▸ **Task description**
Each line of the data that includes the string "Чизкейк" is to be copied out.

▸ **Exercise inputs**

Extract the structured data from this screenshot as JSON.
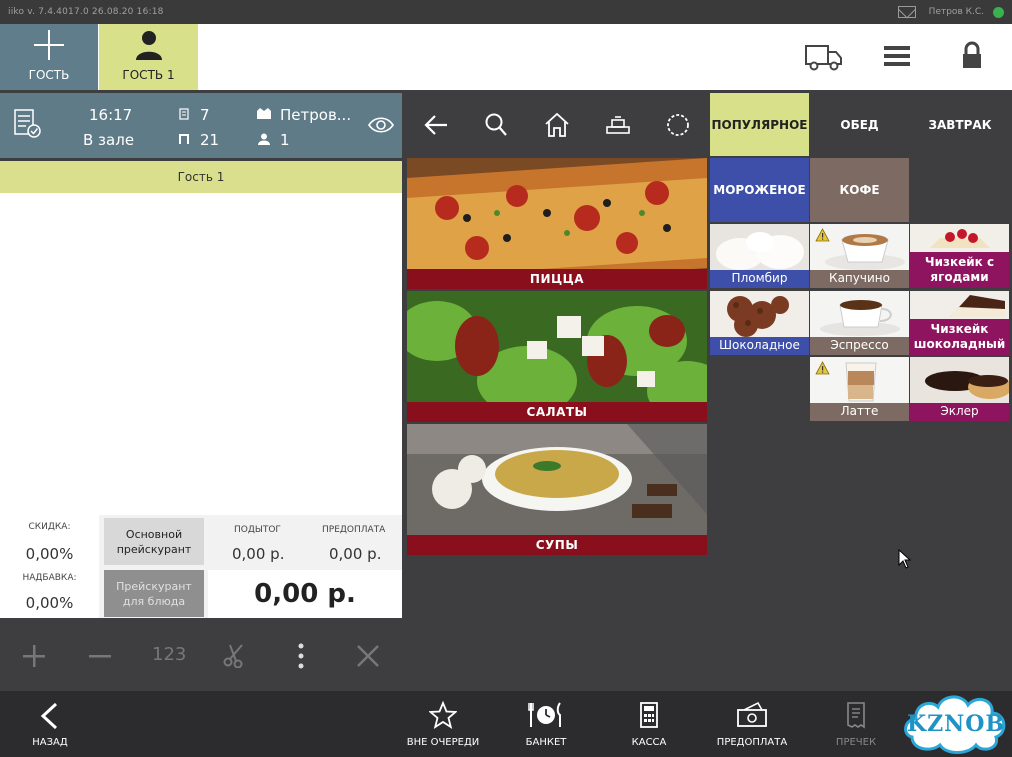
{
  "titlebar": {
    "left": "iiko  v. 7.4.4017.0     26.08.20   16:18",
    "user": "Петров К.С."
  },
  "header": {
    "add_guest_label": "ГОСТЬ",
    "guest_tab_label": "ГОСТЬ 1"
  },
  "order": {
    "time": "16:17",
    "location": "В зале",
    "guests_count": "7",
    "table_no": "21",
    "waiter": "Петров...",
    "persons": "1"
  },
  "guest_row": "Гость 1",
  "totals": {
    "discount_label": "СКИДКА:",
    "discount_value": "0,00%",
    "markup_label": "НАДБАВКА:",
    "markup_value": "0,00%",
    "pricelist_main": "Основной прейскурант",
    "pricelist_dish": "Прейскурант для блюда",
    "subtotal_label": "ПОДЫТОГ",
    "subtotal_value": "0,00 р.",
    "prepay_label": "ПРЕДОПЛАТА",
    "prepay_value": "0,00 р.",
    "total": "0,00 р."
  },
  "actions": {
    "qty": "123"
  },
  "categories": {
    "popular": "ПОПУЛЯРНОЕ",
    "lunch": "ОБЕД",
    "breakfast": "ЗАВТРАК",
    "icecream": "МОРОЖЕНОЕ",
    "coffee": "КОФЕ"
  },
  "groups": {
    "pizza": "ПИЦЦА",
    "salads": "САЛАТЫ",
    "soups": "СУПЫ"
  },
  "items": {
    "plombir": "Пломбир",
    "cappuccino": "Капучино",
    "cheesecake_berries": "Чизкейк с ягодами",
    "chocolate": "Шоколадное",
    "espresso": "Эспрессо",
    "cheesecake_choc": "Чизкейк шоколадный",
    "latte": "Латте",
    "eclair": "Эклер"
  },
  "bottom": {
    "back": "НАЗАД",
    "queue": "ВНЕ ОЧЕРЕДИ",
    "banquet": "БАНКЕТ",
    "cash": "КАССА",
    "prepay": "ПРЕДОПЛАТА",
    "precheck": "ПРЕЧЕК"
  },
  "watermark": "KZNOB",
  "colors": {
    "accent_yellow": "#d8e18a",
    "slate": "#607b88",
    "group_red": "#8a0f1c",
    "icecream_blue": "#3d4fa8",
    "coffee_brown": "#7d6b63",
    "dessert_purple": "#8f1460"
  }
}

▸ **Exercise answer**
    "cheesecake_berries": "Чизкейк с ягодами",
    "cheesecake_choc": "Чизкейк шоколадный",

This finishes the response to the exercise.